### Reading text
On Sat 2017-04-08 00:13:06, Sergey Senozhatsky wrote:
On (04/07/17 14:44), Pavel Machek wrote:
> > [..]
> > > I believe "spend at most 2 seconds in printk(), then print a warning
> > > and offload" is a solution closer to what we had before.
> > a warning here can be very noisy.
> Well, on normally-configured it should be ok. We don't commonly see
> printk problems... If it is too noisy, perhaps we should increase from
> 2 seconds, but I don't think it will be problem.
we are looking at different typical setups :) serial console being 45
seconds behind logbuf does not surprise me anymore.
> > what we have been thinking about is something like printk-stall detection.
> > we probably (there are some if-s) can detect in printk() that offloading
> > does not work and we must automatically switch to printk_emergency mode.

### Complete the following
**A.** In the printk thread, list every length of time given in seconds, with the words around each one.
**B.** Write the next part of the printk thread, picking up after its last line.
The records below the printk thread come from a different source.

### Dataset records
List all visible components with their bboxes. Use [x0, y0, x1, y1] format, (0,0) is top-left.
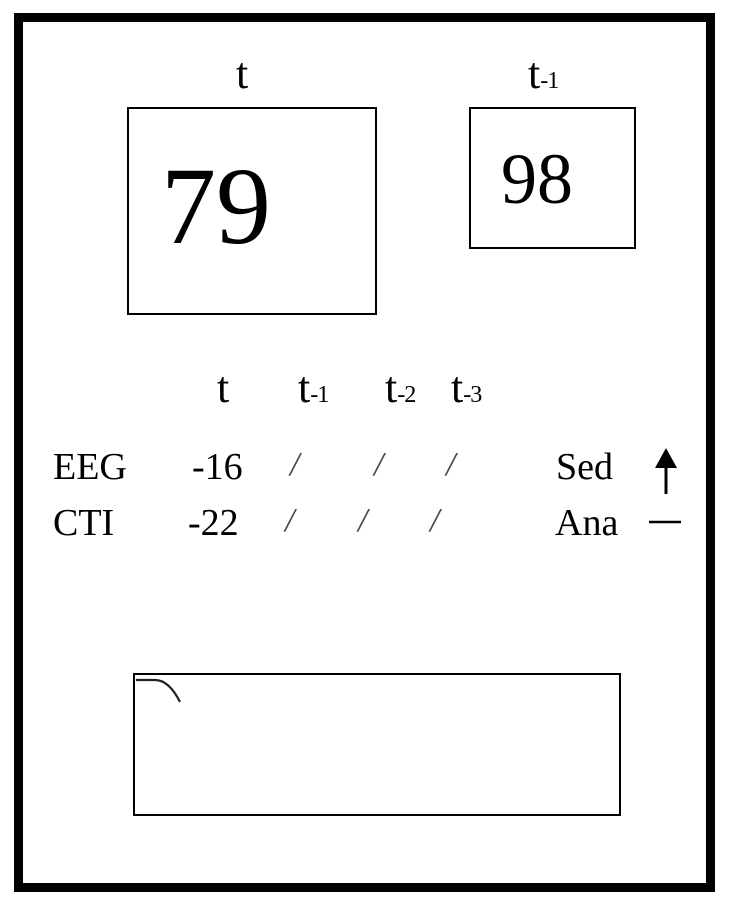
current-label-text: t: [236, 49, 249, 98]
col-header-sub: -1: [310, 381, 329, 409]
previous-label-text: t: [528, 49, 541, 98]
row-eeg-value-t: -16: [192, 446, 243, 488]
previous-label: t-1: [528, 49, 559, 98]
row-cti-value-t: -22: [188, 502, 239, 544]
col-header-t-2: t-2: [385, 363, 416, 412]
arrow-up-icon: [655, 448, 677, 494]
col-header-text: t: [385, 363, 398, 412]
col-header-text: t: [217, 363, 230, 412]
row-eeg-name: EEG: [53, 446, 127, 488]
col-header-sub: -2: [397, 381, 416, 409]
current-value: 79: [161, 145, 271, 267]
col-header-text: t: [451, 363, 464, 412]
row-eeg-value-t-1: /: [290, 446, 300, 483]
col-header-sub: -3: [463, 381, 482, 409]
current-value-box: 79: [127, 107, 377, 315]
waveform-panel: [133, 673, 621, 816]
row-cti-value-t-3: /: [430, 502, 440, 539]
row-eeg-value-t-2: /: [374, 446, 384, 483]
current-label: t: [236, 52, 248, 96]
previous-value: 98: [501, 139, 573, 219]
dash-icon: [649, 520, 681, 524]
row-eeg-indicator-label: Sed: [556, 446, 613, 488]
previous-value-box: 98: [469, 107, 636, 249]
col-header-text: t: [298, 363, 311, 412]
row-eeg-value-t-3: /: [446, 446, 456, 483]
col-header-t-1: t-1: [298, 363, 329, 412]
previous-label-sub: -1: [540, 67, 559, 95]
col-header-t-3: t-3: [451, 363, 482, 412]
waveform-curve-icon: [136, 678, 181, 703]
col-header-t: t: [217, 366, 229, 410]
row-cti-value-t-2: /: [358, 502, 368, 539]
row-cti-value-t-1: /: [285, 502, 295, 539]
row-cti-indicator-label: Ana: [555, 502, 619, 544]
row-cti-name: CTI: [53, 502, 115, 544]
* * *
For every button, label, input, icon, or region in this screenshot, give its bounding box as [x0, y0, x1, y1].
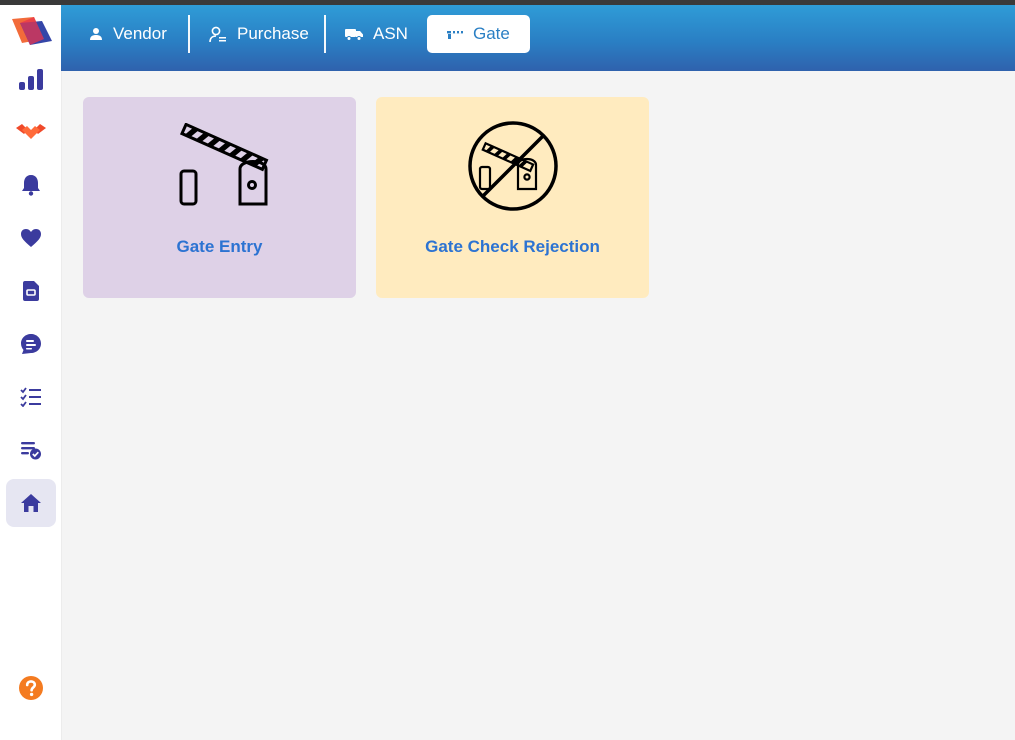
* * *
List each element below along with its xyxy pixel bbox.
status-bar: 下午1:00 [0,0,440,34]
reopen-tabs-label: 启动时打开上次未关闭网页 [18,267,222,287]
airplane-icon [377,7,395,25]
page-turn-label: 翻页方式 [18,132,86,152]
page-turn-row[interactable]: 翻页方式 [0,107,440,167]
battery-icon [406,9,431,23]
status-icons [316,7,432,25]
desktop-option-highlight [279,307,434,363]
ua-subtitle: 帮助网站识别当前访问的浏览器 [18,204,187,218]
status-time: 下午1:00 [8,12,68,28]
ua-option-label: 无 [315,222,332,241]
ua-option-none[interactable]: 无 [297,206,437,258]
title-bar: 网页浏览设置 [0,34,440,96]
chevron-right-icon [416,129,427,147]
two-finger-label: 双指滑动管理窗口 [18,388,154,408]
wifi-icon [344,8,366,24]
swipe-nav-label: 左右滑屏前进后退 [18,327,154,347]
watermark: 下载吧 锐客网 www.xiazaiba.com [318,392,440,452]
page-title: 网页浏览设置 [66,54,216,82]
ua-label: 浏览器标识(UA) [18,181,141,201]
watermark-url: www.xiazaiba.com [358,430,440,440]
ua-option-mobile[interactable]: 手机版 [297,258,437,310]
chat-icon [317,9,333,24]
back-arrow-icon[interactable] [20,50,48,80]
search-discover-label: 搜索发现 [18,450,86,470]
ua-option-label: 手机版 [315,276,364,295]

### Results
**A.**
- 2 seconds: "spend at most 2 seconds in printk()"
- 2 seconds: "perhaps we should increase from 2 seconds"
- 45 seconds: "serial console being 45 seconds behind logbuf"

**B.**
> > that, in theory, can relax our dependency on printk_emergency_begin/end
> > being in the right place at the right time. need to think more about it.
> So... I don't really like the begin/end interface. I would rather have
> printk_emergency(KERN_ ...).
you mean a single printk_emergency() switches printk to emergency mode
or printk_emergency(KERN_ ... ) is a single message that must be printed
in emergency mode?
The latter. Having state is ugly.
printk() depends on console_trylock(). we can't expect
to always do more than just log_store().
the idea behind begin/end interface is that you can do
with out the need of rewriting dump_stack() or anything else to use
printk_emergency(). we, for example, do this in sysrq patch from this
Well.. I guess it is less work to include emergency_begin/end() but I
also believe result will state-less solution will be cleaner.
> Second... I don't think "stuck detector" is that
helpful. What I
> usually seen was some rather innocent kernel message followed by
> hard-lock. That's where "message delayed" is useful..
a side note,
that's rather unclear to me how would "message delayed" really help.
if your system hard-lockup so badly and there are no printk messages
even from NMI watchdog, then we won't be able to print that message.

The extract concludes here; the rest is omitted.